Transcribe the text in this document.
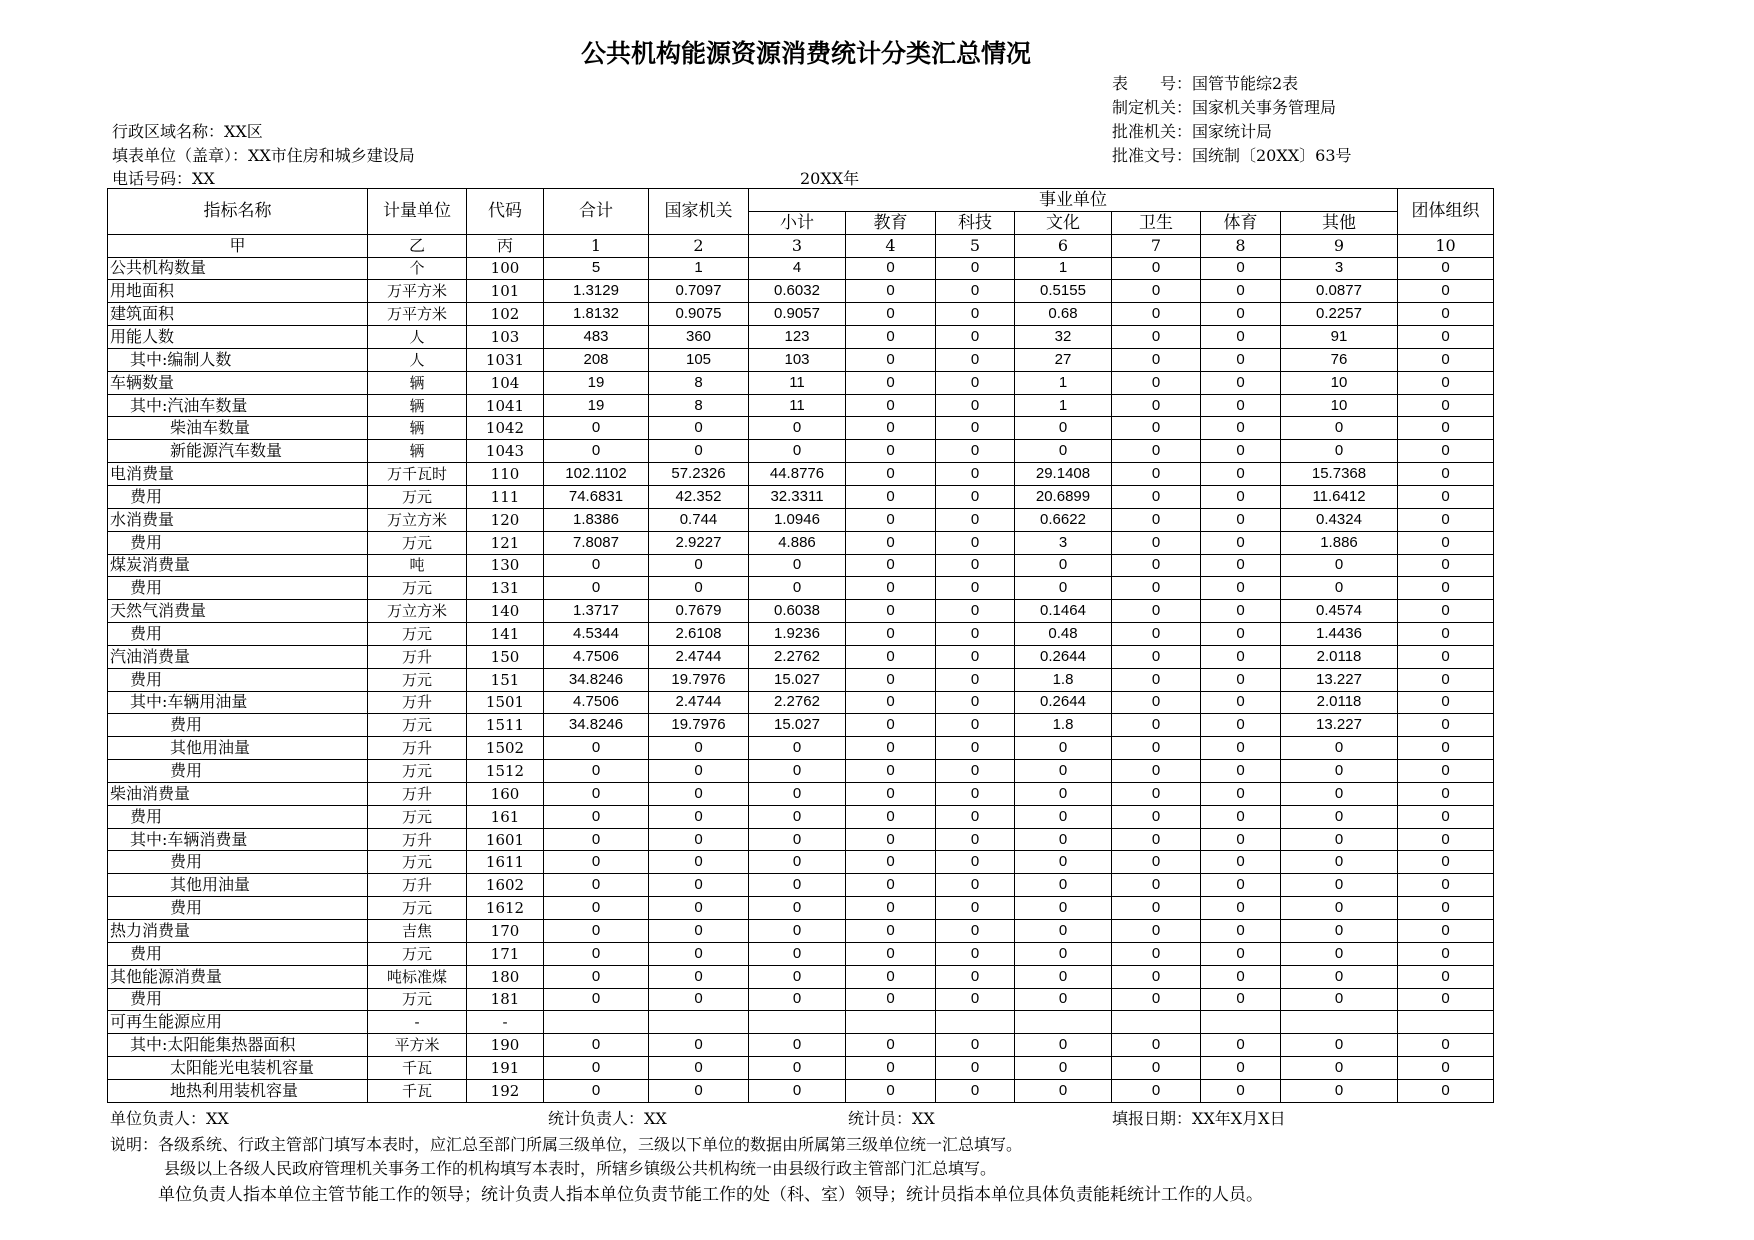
公共机构能源资源消费统计分类汇总情况
表　　号：国管节能综2表
制定机关：国家机关事务管理局
批准机关：国家统计局
批准文号：国统制〔20XX〕63号
行政区域名称：XX区
填表单位（盖章）：XX市住房和城乡建设局
电话号码：XX	20XX年
指标名称	计量单位	代码	合计	国家机关	事业单位							团体组织
					小计	教育	科技	文化	卫生	体育	其他	
甲	乙	丙	1	2	3	4	5	6	7	8	9	10
公共机构数量	个	100	5	1	4	0	0	1	0	0	3	0
用地面积	万平方米	101	1.3129	0.7097	0.6032	0	0	0.5155	0	0	0.0877	0
建筑面积	万平方米	102	1.8132	0.9075	0.9057	0	0	0.68	0	0	0.2257	0
用能人数	人	103	483	360	123	0	0	32	0	0	91	0
其中:编制人数	人	1031	208	105	103	0	0	27	0	0	76	0
车辆数量	辆	104	19	8	11	0	0	1	0	0	10	0
其中:汽油车数量	辆	1041	19	8	11	0	0	1	0	0	10	0
柴油车数量	辆	1042	0	0	0	0	0	0	0	0	0	0
新能源汽车数量	辆	1043	0	0	0	0	0	0	0	0	0	0
电消费量	万千瓦时	110	102.1102	57.2326	44.8776	0	0	29.1408	0	0	15.7368	0
费用	万元	111	74.6831	42.352	32.3311	0	0	20.6899	0	0	11.6412	0
水消费量	万立方米	120	1.8386	0.744	1.0946	0	0	0.6622	0	0	0.4324	0
费用	万元	121	7.8087	2.9227	4.886	0	0	3	0	0	1.886	0
煤炭消费量	吨	130	0	0	0	0	0	0	0	0	0	0
费用	万元	131	0	0	0	0	0	0	0	0	0	0
天然气消费量	万立方米	140	1.3717	0.7679	0.6038	0	0	0.1464	0	0	0.4574	0
费用	万元	141	4.5344	2.6108	1.9236	0	0	0.48	0	0	1.4436	0
汽油消费量	万升	150	4.7506	2.4744	2.2762	0	0	0.2644	0	0	2.0118	0
费用	万元	151	34.8246	19.7976	15.027	0	0	1.8	0	0	13.227	0
其中:车辆用油量	万升	1501	4.7506	2.4744	2.2762	0	0	0.2644	0	0	2.0118	0
费用	万元	1511	34.8246	19.7976	15.027	0	0	1.8	0	0	13.227	0
其他用油量	万升	1502	0	0	0	0	0	0	0	0	0	0
费用	万元	1512	0	0	0	0	0	0	0	0	0	0
柴油消费量	万升	160	0	0	0	0	0	0	0	0	0	0
费用	万元	161	0	0	0	0	0	0	0	0	0	0
其中:车辆消费量	万升	1601	0	0	0	0	0	0	0	0	0	0
费用	万元	1611	0	0	0	0	0	0	0	0	0	0
其他用油量	万升	1602	0	0	0	0	0	0	0	0	0	0
费用	万元	1612	0	0	0	0	0	0	0	0	0	0
热力消费量	吉焦	170	0	0	0	0	0	0	0	0	0	0
费用	万元	171	0	0	0	0	0	0	0	0	0	0
其他能源消费量	吨标准煤	180	0	0	0	0	0	0	0	0	0	0
费用	万元	181	0	0	0	0	0	0	0	0	0	0
可再生能源应用	-	-										
其中:太阳能集热器面积	平方米	190	0	0	0	0	0	0	0	0	0	0
太阳能光电装机容量	千瓦	191	0	0	0	0	0	0	0	0	0	0
地热利用装机容量	千瓦	192	0	0	0	0	0	0	0	0	0	0
单位负责人：XX	统计负责人：XX	统计员：XX	填报日期：XX年X月X日
说明：各级系统、行政主管部门填写本表时，应汇总至部门所属三级单位，三级以下单位的数据由所属第三级单位统一汇总填写。
县级以上各级人民政府管理机关事务工作的机构填写本表时，所辖乡镇级公共机构统一由县级行政主管部门汇总填写。
单位负责人指本单位主管节能工作的领导；统计负责人指本单位负责节能工作的处（科、室）领导；统计员指本单位具体负责能耗统计工作的人员。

━━━━━━━━━━━━━━━━

To be done: Repeat the full listing above exactly, with no pictures in the copy.

Answer to this task:
Transcribe the text in this document.
公共机构能源资源消费统计分类汇总情况
表　　号：国管节能综2表
制定机关：国家机关事务管理局
批准机关：国家统计局
批准文号：国统制〔20XX〕63号
行政区域名称：XX区
填表单位（盖章）：XX市住房和城乡建设局
电话号码：XX	20XX年
指标名称	计量单位	代码	合计	国家机关	事业单位							团体组织
					小计	教育	科技	文化	卫生	体育	其他	
甲	乙	丙	1	2	3	4	5	6	7	8	9	10
公共机构数量	个	100	5	1	4	0	0	1	0	0	3	0
用地面积	万平方米	101	1.3129	0.7097	0.6032	0	0	0.5155	0	0	0.0877	0
建筑面积	万平方米	102	1.8132	0.9075	0.9057	0	0	0.68	0	0	0.2257	0
用能人数	人	103	483	360	123	0	0	32	0	0	91	0
其中:编制人数	人	1031	208	105	103	0	0	27	0	0	76	0
车辆数量	辆	104	19	8	11	0	0	1	0	0	10	0
其中:汽油车数量	辆	1041	19	8	11	0	0	1	0	0	10	0
柴油车数量	辆	1042	0	0	0	0	0	0	0	0	0	0
新能源汽车数量	辆	1043	0	0	0	0	0	0	0	0	0	0
电消费量	万千瓦时	110	102.1102	57.2326	44.8776	0	0	29.1408	0	0	15.7368	0
费用	万元	111	74.6831	42.352	32.3311	0	0	20.6899	0	0	11.6412	0
水消费量	万立方米	120	1.8386	0.744	1.0946	0	0	0.6622	0	0	0.4324	0
费用	万元	121	7.8087	2.9227	4.886	0	0	3	0	0	1.886	0
煤炭消费量	吨	130	0	0	0	0	0	0	0	0	0	0
费用	万元	131	0	0	0	0	0	0	0	0	0	0
天然气消费量	万立方米	140	1.3717	0.7679	0.6038	0	0	0.1464	0	0	0.4574	0
费用	万元	141	4.5344	2.6108	1.9236	0	0	0.48	0	0	1.4436	0
汽油消费量	万升	150	4.7506	2.4744	2.2762	0	0	0.2644	0	0	2.0118	0
费用	万元	151	34.8246	19.7976	15.027	0	0	1.8	0	0	13.227	0
其中:车辆用油量	万升	1501	4.7506	2.4744	2.2762	0	0	0.2644	0	0	2.0118	0
费用	万元	1511	34.8246	19.7976	15.027	0	0	1.8	0	0	13.227	0
其他用油量	万升	1502	0	0	0	0	0	0	0	0	0	0
费用	万元	1512	0	0	0	0	0	0	0	0	0	0
柴油消费量	万升	160	0	0	0	0	0	0	0	0	0	0
费用	万元	161	0	0	0	0	0	0	0	0	0	0
其中:车辆消费量	万升	1601	0	0	0	0	0	0	0	0	0	0
费用	万元	1611	0	0	0	0	0	0	0	0	0	0
其他用油量	万升	1602	0	0	0	0	0	0	0	0	0	0
费用	万元	1612	0	0	0	0	0	0	0	0	0	0
热力消费量	吉焦	170	0	0	0	0	0	0	0	0	0	0
费用	万元	171	0	0	0	0	0	0	0	0	0	0
其他能源消费量	吨标准煤	180	0	0	0	0	0	0	0	0	0	0
费用	万元	181	0	0	0	0	0	0	0	0	0	0
可再生能源应用	-	-										
其中:太阳能集热器面积	平方米	190	0	0	0	0	0	0	0	0	0	0
太阳能光电装机容量	千瓦	191	0	0	0	0	0	0	0	0	0	0
地热利用装机容量	千瓦	192	0	0	0	0	0	0	0	0	0	0
单位负责人：XX	统计负责人：XX	统计员：XX	填报日期：XX年X月X日
说明：各级系统、行政主管部门填写本表时，应汇总至部门所属三级单位，三级以下单位的数据由所属第三级单位统一汇总填写。
县级以上各级人民政府管理机关事务工作的机构填写本表时，所辖乡镇级公共机构统一由县级行政主管部门汇总填写。
单位负责人指本单位主管节能工作的领导；统计负责人指本单位负责节能工作的处（科、室）领导；统计员指本单位具体负责能耗统计工作的人员。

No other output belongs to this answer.